* Stated goal *
Starting at the beginning of the records and ending at the line that contains "441, 1393, 484]", express each line as a string in a JSON list, leaving out blank lines.

--------

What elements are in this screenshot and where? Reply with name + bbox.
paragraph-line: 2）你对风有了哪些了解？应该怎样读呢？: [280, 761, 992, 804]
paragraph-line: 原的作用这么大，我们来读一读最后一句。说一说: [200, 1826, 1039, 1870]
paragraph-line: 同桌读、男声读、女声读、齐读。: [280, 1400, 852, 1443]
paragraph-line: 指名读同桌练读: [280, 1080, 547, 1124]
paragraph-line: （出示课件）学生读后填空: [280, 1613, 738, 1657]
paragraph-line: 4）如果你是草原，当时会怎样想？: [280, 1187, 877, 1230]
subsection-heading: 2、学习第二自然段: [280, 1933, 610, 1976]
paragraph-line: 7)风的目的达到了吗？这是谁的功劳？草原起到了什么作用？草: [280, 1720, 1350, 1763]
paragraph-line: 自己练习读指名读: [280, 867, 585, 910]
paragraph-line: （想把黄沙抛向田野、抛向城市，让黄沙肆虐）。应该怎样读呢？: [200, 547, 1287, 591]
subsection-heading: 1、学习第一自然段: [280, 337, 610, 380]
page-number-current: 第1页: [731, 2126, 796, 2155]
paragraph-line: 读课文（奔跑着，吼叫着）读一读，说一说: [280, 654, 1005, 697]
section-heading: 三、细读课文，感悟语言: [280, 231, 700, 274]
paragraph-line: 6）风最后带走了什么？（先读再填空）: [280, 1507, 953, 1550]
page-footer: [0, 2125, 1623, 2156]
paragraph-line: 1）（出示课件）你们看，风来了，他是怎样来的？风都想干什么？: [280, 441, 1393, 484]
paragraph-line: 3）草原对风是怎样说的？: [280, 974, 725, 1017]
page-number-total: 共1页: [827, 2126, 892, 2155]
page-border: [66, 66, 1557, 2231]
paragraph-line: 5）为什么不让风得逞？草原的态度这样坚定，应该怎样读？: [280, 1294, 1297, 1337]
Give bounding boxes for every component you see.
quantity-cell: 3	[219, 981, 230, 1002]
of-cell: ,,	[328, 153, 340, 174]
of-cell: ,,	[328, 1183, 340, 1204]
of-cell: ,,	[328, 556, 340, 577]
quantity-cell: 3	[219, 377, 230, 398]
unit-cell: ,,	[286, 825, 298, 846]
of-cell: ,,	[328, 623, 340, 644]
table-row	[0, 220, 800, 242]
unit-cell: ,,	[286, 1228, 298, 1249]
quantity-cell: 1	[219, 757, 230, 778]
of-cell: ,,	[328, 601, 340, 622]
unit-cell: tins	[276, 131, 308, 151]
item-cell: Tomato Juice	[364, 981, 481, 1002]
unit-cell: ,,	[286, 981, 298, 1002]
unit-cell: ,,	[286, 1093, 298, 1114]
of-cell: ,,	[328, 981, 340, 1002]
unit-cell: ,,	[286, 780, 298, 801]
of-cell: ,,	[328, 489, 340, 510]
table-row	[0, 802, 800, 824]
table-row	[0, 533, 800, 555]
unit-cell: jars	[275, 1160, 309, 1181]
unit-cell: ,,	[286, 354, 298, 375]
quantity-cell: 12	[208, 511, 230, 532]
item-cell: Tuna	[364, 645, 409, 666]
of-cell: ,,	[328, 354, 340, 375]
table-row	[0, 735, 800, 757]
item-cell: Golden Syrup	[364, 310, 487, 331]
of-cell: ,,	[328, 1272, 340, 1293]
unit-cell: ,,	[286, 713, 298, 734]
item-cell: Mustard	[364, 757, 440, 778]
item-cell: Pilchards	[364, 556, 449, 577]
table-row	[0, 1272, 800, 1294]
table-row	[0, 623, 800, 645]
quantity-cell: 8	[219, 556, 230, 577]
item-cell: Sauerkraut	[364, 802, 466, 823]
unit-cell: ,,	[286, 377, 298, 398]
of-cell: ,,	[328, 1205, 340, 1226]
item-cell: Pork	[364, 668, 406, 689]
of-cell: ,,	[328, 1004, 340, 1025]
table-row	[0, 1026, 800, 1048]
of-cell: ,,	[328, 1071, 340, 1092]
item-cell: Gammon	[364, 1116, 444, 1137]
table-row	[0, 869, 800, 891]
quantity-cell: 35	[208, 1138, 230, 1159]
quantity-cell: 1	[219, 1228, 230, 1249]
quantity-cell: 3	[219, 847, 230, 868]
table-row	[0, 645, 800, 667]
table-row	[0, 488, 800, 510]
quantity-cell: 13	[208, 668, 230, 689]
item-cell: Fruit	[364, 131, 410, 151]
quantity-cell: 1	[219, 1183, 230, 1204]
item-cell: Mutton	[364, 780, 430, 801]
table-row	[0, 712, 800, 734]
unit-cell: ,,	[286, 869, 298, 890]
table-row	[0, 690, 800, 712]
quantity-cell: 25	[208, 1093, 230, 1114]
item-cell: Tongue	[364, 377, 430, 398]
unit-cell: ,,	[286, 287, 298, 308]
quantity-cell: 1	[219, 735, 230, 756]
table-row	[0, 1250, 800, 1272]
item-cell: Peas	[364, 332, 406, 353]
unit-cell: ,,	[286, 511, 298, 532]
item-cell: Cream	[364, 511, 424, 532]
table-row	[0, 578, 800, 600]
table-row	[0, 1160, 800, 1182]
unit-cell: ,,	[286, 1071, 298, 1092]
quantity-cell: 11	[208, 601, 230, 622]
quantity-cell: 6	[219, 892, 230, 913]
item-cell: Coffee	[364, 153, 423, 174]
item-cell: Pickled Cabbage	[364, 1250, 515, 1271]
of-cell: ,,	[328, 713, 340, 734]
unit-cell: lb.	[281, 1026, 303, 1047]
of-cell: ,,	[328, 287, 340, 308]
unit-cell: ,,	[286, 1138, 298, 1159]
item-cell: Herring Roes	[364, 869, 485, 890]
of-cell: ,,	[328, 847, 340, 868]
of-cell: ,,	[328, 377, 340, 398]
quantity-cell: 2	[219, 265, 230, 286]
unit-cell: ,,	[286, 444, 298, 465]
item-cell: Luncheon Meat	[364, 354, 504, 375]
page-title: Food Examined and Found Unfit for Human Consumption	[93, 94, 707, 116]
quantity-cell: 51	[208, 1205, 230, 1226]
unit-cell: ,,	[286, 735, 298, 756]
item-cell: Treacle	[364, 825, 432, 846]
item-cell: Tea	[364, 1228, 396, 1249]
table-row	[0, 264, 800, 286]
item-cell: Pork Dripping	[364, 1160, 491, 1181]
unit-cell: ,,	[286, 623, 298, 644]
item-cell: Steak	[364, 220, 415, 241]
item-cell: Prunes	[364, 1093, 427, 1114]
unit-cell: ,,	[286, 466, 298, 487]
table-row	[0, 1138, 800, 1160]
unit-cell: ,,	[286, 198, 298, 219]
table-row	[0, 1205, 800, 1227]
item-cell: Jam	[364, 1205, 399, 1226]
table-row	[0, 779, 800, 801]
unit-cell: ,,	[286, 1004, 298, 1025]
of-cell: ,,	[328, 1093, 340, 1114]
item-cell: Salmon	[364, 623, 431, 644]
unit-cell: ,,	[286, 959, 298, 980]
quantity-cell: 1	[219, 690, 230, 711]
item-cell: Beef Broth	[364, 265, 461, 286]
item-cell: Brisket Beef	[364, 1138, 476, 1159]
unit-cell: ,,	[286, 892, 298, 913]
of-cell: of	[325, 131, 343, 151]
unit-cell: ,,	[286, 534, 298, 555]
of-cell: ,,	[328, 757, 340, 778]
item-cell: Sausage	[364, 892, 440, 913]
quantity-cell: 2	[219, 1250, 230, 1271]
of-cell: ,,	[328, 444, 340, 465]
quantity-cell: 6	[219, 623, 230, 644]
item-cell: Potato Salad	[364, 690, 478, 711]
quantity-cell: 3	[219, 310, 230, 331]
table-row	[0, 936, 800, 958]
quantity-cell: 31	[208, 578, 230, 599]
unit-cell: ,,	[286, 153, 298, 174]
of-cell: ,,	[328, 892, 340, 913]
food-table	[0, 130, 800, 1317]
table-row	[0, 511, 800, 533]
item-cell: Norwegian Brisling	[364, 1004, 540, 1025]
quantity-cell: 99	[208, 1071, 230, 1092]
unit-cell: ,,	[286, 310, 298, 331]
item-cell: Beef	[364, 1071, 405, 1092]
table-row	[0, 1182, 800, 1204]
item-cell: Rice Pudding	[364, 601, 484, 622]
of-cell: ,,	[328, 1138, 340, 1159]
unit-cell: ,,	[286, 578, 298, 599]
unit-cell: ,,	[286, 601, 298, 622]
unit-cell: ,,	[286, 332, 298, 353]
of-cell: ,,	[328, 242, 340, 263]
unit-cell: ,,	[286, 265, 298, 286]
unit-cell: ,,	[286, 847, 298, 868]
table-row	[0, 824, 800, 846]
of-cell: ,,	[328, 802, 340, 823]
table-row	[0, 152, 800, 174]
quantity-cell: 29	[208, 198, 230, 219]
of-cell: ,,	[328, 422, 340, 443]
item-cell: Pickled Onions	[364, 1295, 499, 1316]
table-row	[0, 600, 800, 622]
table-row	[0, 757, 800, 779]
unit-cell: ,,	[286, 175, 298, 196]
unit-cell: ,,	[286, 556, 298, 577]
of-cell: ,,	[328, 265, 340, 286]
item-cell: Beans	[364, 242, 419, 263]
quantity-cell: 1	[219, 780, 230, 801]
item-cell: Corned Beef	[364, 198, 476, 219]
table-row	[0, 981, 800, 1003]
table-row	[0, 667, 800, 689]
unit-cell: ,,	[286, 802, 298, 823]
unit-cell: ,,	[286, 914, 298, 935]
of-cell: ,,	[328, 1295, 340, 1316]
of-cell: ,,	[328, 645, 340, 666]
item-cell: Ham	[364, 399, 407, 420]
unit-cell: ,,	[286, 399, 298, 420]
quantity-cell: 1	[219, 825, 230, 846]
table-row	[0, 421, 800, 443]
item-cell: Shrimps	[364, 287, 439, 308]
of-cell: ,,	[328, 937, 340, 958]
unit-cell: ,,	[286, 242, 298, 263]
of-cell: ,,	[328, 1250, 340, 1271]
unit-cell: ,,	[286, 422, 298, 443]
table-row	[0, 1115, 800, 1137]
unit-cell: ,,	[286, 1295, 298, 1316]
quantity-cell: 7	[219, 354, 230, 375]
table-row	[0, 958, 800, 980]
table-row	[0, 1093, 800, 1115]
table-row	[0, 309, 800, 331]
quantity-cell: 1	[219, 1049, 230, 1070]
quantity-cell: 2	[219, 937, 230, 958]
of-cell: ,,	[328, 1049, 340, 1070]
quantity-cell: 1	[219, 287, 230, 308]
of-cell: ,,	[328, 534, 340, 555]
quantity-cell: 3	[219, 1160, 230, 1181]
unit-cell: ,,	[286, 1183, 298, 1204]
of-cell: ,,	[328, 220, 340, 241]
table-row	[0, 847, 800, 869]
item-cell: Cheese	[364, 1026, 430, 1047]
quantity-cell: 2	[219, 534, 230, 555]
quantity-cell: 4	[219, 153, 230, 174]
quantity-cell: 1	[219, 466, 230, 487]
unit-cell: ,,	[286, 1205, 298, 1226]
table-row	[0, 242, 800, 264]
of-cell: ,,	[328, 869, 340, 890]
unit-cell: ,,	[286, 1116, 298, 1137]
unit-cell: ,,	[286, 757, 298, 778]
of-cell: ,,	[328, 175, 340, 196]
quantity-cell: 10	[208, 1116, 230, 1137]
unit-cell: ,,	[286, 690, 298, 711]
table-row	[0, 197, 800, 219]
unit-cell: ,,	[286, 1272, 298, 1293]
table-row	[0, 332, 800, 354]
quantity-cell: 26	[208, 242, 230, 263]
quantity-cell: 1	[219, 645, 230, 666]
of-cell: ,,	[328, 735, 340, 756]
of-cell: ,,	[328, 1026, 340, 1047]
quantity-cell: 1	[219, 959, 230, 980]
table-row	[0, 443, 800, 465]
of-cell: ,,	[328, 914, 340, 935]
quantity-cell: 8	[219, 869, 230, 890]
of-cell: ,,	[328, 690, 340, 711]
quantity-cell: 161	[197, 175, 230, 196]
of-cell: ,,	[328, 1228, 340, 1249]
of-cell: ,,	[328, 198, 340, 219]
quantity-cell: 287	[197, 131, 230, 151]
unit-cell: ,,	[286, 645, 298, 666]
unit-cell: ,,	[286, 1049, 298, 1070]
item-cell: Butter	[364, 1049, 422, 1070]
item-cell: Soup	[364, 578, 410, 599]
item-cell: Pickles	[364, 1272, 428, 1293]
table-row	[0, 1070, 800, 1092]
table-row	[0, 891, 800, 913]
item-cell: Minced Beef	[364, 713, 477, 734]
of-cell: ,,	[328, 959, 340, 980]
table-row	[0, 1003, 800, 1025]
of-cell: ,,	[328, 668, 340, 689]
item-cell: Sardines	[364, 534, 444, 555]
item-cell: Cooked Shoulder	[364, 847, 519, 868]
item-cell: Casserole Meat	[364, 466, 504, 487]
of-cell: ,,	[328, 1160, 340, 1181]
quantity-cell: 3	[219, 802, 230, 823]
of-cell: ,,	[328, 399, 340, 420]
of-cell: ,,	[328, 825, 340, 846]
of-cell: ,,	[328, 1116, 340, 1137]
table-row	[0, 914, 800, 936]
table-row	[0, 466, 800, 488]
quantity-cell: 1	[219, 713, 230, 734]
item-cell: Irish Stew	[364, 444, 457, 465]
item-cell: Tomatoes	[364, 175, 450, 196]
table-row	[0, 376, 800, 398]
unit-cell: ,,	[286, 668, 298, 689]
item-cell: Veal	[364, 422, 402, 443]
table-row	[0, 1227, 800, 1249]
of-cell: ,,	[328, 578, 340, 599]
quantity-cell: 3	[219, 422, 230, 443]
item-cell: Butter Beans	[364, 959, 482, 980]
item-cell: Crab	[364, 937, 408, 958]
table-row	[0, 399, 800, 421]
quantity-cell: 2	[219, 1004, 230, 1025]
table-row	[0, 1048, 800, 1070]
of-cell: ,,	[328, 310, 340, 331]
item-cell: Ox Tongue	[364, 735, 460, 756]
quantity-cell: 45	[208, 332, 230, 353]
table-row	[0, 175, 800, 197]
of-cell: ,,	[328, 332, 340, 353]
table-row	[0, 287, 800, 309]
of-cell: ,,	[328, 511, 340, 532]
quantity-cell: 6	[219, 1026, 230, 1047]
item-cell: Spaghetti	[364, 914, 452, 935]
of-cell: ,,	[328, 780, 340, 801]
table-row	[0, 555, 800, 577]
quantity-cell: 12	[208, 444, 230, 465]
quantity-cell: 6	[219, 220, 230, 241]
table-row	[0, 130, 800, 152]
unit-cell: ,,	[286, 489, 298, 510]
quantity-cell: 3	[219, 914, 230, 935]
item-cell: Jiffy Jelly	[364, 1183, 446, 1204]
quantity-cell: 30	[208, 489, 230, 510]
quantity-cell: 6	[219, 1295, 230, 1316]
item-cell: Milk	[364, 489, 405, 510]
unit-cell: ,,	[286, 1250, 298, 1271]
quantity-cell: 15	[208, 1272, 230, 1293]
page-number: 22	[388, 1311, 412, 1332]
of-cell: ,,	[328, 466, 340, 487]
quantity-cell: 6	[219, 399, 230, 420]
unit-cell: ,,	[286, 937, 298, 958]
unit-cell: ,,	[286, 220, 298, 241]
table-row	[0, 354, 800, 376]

--------

* Exercise solution *
[
  "What elements are in this screenshot and where? Reply with name + bbox.",
  "paragraph-line: 2）你对风有了哪些了解？应该怎样读呢？: [280, 761, 992, 804]",
  "paragraph-line: 原的作用这么大，我们来读一读最后一句。说一说: [200, 1826, 1039, 1870]",
  "paragraph-line: 同桌读、男声读、女声读、齐读。: [280, 1400, 852, 1443]",
  "paragraph-line: 指名读同桌练读: [280, 1080, 547, 1124]",
  "paragraph-line: （出示课件）学生读后填空: [280, 1613, 738, 1657]",
  "paragraph-line: 4）如果你是草原，当时会怎样想？: [280, 1187, 877, 1230]",
  "subsection-heading: 2、学习第二自然段: [280, 1933, 610, 1976]",
  "paragraph-line: 7)风的目的达到了吗？这是谁的功劳？草原起到了什么作用？草: [280, 1720, 1350, 1763]",
  "paragraph-line: 自己练习读指名读: [280, 867, 585, 910]",
  "paragraph-line: （想把黄沙抛向田野、抛向城市，让黄沙肆虐）。应该怎样读呢？: [200, 547, 1287, 591]",
  "subsection-heading: 1、学习第一自然段: [280, 337, 610, 380]",
  "page-number-current: 第1页: [731, 2126, 796, 2155]",
  "paragraph-line: 读课文（奔跑着，吼叫着）读一读，说一说: [280, 654, 1005, 697]",
  "section-heading: 三、细读课文，感悟语言: [280, 231, 700, 274]",
  "paragraph-line: 6）风最后带走了什么？（先读再填空）: [280, 1507, 953, 1550]",
  "page-footer: [0, 2125, 1623, 2156]",
  "paragraph-line: 1）（出示课件）你们看，风来了，他是怎样来的？风都想干什么？: [280, 441, 1393, 484]"
]